## start DATA LINES

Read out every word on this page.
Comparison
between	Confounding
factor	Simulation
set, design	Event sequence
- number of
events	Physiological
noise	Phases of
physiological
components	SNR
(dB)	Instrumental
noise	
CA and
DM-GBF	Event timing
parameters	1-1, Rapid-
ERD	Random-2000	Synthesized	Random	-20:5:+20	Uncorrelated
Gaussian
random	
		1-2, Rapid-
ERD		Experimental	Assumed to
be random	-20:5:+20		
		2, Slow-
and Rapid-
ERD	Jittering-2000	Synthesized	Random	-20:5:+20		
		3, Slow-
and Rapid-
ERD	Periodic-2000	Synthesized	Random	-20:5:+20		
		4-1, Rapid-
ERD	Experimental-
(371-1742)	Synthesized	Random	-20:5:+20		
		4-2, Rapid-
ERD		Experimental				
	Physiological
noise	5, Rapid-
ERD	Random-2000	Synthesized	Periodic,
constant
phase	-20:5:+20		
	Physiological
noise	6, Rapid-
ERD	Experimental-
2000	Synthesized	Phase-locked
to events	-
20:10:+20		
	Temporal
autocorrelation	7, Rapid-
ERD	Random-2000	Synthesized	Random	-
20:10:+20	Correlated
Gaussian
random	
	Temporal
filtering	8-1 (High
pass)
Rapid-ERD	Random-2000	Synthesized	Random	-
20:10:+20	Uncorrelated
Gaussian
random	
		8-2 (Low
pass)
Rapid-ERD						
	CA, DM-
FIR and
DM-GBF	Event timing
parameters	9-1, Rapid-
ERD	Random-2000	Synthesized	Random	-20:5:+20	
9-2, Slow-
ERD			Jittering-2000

## end DATA LINES

WHAT THE EXERCISE ASKS> Copy all the entries verbatim.

WRITTEN ANSWER>
Read out every word on this page.
Comparison
between	Confounding
factor	Simulation
set, design	Event sequence
- number of
events	Physiological
noise	Phases of
physiological
components	SNR
(dB)	Instrumental
noise	
CA and
DM-GBF	Event timing
parameters	1-1, Rapid-
ERD	Random-2000	Synthesized	Random	-20:5:+20	Uncorrelated
Gaussian
random	
		1-2, Rapid-
ERD		Experimental	Assumed to
be random	-20:5:+20		
		2, Slow-
and Rapid-
ERD	Jittering-2000	Synthesized	Random	-20:5:+20		
		3, Slow-
and Rapid-
ERD	Periodic-2000	Synthesized	Random	-20:5:+20		
		4-1, Rapid-
ERD	Experimental-
(371-1742)	Synthesized	Random	-20:5:+20		
		4-2, Rapid-
ERD		Experimental				
	Physiological
noise	5, Rapid-
ERD	Random-2000	Synthesized	Periodic,
constant
phase	-20:5:+20		
	Physiological
noise	6, Rapid-
ERD	Experimental-
2000	Synthesized	Phase-locked
to events	-
20:10:+20		
	Temporal
autocorrelation	7, Rapid-
ERD	Random-2000	Synthesized	Random	-
20:10:+20	Correlated
Gaussian
random	
	Temporal
filtering	8-1 (High
pass)
Rapid-ERD	Random-2000	Synthesized	Random	-
20:10:+20	Uncorrelated
Gaussian
random	
		8-2 (Low
pass)
Rapid-ERD						
	CA, DM-
FIR and
DM-GBF	Event timing
parameters	9-1, Rapid-
ERD	Random-2000	Synthesized	Random	-20:5:+20	
9-2, Slow-
ERD			Jittering-2000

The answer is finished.